### Required task
Restate, word for word, every line of the data.

[Dataset items]
(begin)

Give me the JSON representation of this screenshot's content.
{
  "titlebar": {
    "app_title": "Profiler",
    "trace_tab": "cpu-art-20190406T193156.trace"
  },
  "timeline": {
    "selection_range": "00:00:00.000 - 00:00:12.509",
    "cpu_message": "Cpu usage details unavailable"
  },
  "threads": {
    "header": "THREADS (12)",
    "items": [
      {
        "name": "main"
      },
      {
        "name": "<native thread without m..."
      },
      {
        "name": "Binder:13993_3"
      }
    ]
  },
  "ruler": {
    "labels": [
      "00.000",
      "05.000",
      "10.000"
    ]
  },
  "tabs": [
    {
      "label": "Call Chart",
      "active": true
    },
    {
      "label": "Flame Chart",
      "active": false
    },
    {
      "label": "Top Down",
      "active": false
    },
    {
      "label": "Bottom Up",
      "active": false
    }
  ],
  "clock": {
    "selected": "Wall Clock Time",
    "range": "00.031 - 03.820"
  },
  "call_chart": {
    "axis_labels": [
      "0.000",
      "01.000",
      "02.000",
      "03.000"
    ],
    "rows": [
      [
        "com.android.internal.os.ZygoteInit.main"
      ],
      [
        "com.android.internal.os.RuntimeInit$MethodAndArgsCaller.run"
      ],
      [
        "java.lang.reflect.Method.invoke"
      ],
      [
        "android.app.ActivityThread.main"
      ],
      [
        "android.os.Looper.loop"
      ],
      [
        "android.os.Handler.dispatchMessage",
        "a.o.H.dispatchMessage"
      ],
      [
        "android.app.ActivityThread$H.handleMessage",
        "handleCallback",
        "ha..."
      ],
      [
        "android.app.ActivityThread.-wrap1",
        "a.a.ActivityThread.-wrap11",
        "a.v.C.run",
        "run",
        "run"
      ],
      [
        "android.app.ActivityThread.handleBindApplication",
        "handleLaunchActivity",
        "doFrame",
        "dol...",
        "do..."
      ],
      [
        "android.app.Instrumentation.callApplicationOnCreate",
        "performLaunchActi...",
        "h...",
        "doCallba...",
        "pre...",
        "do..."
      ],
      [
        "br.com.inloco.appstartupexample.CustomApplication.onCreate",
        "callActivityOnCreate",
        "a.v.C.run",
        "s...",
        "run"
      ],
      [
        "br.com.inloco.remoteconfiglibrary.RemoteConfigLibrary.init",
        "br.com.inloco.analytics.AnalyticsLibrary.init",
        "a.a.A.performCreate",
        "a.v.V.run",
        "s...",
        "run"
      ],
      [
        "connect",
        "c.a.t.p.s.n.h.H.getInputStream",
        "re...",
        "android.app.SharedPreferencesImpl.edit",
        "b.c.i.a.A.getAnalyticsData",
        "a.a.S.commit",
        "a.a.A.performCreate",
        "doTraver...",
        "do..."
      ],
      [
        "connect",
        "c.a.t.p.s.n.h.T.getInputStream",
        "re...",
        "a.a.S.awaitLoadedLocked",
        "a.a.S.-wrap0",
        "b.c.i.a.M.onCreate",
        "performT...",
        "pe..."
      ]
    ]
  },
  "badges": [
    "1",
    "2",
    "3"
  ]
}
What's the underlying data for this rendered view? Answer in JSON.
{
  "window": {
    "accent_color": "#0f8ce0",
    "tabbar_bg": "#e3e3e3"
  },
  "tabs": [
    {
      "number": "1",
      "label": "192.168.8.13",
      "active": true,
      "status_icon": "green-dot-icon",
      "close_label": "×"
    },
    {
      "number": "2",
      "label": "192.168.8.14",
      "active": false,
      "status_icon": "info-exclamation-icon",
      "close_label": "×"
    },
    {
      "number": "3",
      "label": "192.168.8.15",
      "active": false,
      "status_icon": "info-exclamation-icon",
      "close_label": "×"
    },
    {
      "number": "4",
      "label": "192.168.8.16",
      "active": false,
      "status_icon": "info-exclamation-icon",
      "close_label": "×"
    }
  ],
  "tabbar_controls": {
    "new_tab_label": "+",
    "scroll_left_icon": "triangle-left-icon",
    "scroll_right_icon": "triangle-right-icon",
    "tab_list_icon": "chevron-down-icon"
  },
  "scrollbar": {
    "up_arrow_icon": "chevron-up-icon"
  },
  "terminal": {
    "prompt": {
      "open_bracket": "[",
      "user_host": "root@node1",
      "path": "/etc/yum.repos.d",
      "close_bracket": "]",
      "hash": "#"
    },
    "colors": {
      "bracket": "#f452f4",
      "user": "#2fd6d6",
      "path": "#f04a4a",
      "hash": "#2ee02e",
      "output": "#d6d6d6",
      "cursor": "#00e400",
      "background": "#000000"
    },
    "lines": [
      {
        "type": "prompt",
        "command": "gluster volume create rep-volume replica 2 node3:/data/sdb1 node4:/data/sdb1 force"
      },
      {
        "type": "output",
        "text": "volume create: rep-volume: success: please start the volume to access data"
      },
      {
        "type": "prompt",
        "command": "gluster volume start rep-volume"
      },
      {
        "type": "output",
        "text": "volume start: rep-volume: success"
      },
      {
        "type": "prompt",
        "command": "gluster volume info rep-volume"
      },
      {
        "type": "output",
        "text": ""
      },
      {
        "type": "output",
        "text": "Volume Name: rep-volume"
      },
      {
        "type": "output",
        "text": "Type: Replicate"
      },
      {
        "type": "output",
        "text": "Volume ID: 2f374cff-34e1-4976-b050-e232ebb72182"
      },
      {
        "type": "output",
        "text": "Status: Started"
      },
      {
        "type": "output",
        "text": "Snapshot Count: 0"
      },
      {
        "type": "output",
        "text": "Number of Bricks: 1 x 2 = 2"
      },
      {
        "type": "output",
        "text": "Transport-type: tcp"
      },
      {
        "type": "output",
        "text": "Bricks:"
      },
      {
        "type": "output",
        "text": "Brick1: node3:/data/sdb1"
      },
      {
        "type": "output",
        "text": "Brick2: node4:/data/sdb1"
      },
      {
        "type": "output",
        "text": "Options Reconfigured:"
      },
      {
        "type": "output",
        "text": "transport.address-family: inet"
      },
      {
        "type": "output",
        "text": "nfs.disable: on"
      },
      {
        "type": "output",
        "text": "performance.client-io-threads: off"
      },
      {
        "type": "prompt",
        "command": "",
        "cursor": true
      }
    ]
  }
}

(end)

### Output for this task
Give me the JSON representation of this screenshot's content.
{
  "titlebar": {
    "app_title": "Profiler",
    "trace_tab": "cpu-art-20190406T193156.trace"
  },
  "timeline": {
    "selection_range": "00:00:00.000 - 00:00:12.509",
    "cpu_message": "Cpu usage details unavailable"
  },
  "threads": {
    "header": "THREADS (12)",
    "items": [
      {
        "name": "main"
      },
      {
        "name": "<native thread without m..."
      },
      {
        "name": "Binder:13993_3"
      }
    ]
  },
  "ruler": {
    "labels": [
      "00.000",
      "05.000",
      "10.000"
    ]
  },
  "tabs": [
    {
      "label": "Call Chart",
      "active": true
    },
    {
      "label": "Flame Chart",
      "active": false
    },
    {
      "label": "Top Down",
      "active": false
    },
    {
      "label": "Bottom Up",
      "active": false
    }
  ],
  "clock": {
    "selected": "Wall Clock Time",
    "range": "00.031 - 03.820"
  },
  "call_chart": {
    "axis_labels": [
      "0.000",
      "01.000",
      "02.000",
      "03.000"
    ],
    "rows": [
      [
        "com.android.internal.os.ZygoteInit.main"
      ],
      [
        "com.android.internal.os.RuntimeInit$MethodAndArgsCaller.run"
      ],
      [
        "java.lang.reflect.Method.invoke"
      ],
      [
        "android.app.ActivityThread.main"
      ],
      [
        "android.os.Looper.loop"
      ],
      [
        "android.os.Handler.dispatchMessage",
        "a.o.H.dispatchMessage"
      ],
      [
        "android.app.ActivityThread$H.handleMessage",
        "handleCallback",
        "ha..."
      ],
      [
        "android.app.ActivityThread.-wrap1",
        "a.a.ActivityThread.-wrap11",
        "a.v.C.run",
        "run",
        "run"
      ],
      [
        "android.app.ActivityThread.handleBindApplication",
        "handleLaunchActivity",
        "doFrame",
        "dol...",
        "do..."
      ],
      [
        "android.app.Instrumentation.callApplicationOnCreate",
        "performLaunchActi...",
        "h...",
        "doCallba...",
        "pre...",
        "do..."
      ],
      [
        "br.com.inloco.appstartupexample.CustomApplication.onCreate",
        "callActivityOnCreate",
        "a.v.C.run",
        "s...",
        "run"
      ],
      [
        "br.com.inloco.remoteconfiglibrary.RemoteConfigLibrary.init",
        "br.com.inloco.analytics.AnalyticsLibrary.init",
        "a.a.A.performCreate",
        "a.v.V.run",
        "s...",
        "run"
      ],
      [
        "connect",
        "c.a.t.p.s.n.h.H.getInputStream",
        "re...",
        "android.app.SharedPreferencesImpl.edit",
        "b.c.i.a.A.getAnalyticsData",
        "a.a.S.commit",
        "a.a.A.performCreate",
        "doTraver...",
        "do..."
      ],
      [
        "connect",
        "c.a.t.p.s.n.h.T.getInputStream",
        "re...",
        "a.a.S.awaitLoadedLocked",
        "a.a.S.-wrap0",
        "b.c.i.a.M.onCreate",
        "performT...",
        "pe..."
      ]
    ]
  },
  "badges": [
    "1",
    "2",
    "3"
  ]
}
What's the underlying data for this rendered view? Answer in JSON.
{
  "window": {
    "accent_color": "#0f8ce0",
    "tabbar_bg": "#e3e3e3"
  },
  "tabs": [
    {
      "number": "1",
      "label": "192.168.8.13",
      "active": true,
      "status_icon": "green-dot-icon",
      "close_label": "×"
    },
    {
      "number": "2",
      "label": "192.168.8.14",
      "active": false,
      "status_icon": "info-exclamation-icon",
      "close_label": "×"
    },
    {
      "number": "3",
      "label": "192.168.8.15",
      "active": false,
      "status_icon": "info-exclamation-icon",
      "close_label": "×"
    },
    {
      "number": "4",
      "label": "192.168.8.16",
      "active": false,
      "status_icon": "info-exclamation-icon",
      "close_label": "×"
    }
  ],
  "tabbar_controls": {
    "new_tab_label": "+",
    "scroll_left_icon": "triangle-left-icon",
    "scroll_right_icon": "triangle-right-icon",
    "tab_list_icon": "chevron-down-icon"
  },
  "scrollbar": {
    "up_arrow_icon": "chevron-up-icon"
  },
  "terminal": {
    "prompt": {
      "open_bracket": "[",
      "user_host": "root@node1",
      "path": "/etc/yum.repos.d",
      "close_bracket": "]",
      "hash": "#"
    },
    "colors": {
      "bracket": "#f452f4",
      "user": "#2fd6d6",
      "path": "#f04a4a",
      "hash": "#2ee02e",
      "output": "#d6d6d6",
      "cursor": "#00e400",
      "background": "#000000"
    },
    "lines": [
      {
        "type": "prompt",
        "command": "gluster volume create rep-volume replica 2 node3:/data/sdb1 node4:/data/sdb1 force"
      },
      {
        "type": "output",
        "text": "volume create: rep-volume: success: please start the volume to access data"
      },
      {
        "type": "prompt",
        "command": "gluster volume start rep-volume"
      },
      {
        "type": "output",
        "text": "volume start: rep-volume: success"
      },
      {
        "type": "prompt",
        "command": "gluster volume info rep-volume"
      },
      {
        "type": "output",
        "text": ""
      },
      {
        "type": "output",
        "text": "Volume Name: rep-volume"
      },
      {
        "type": "output",
        "text": "Type: Replicate"
      },
      {
        "type": "output",
        "text": "Volume ID: 2f374cff-34e1-4976-b050-e232ebb72182"
      },
      {
        "type": "output",
        "text": "Status: Started"
      },
      {
        "type": "output",
        "text": "Snapshot Count: 0"
      },
      {
        "type": "output",
        "text": "Number of Bricks: 1 x 2 = 2"
      },
      {
        "type": "output",
        "text": "Transport-type: tcp"
      },
      {
        "type": "output",
        "text": "Bricks:"
      },
      {
        "type": "output",
        "text": "Brick1: node3:/data/sdb1"
      },
      {
        "type": "output",
        "text": "Brick2: node4:/data/sdb1"
      },
      {
        "type": "output",
        "text": "Options Reconfigured:"
      },
      {
        "type": "output",
        "text": "transport.address-family: inet"
      },
      {
        "type": "output",
        "text": "nfs.disable: on"
      },
      {
        "type": "output",
        "text": "performance.client-io-threads: off"
      },
      {
        "type": "prompt",
        "command": "",
        "cursor": true
      }
    ]
  }
}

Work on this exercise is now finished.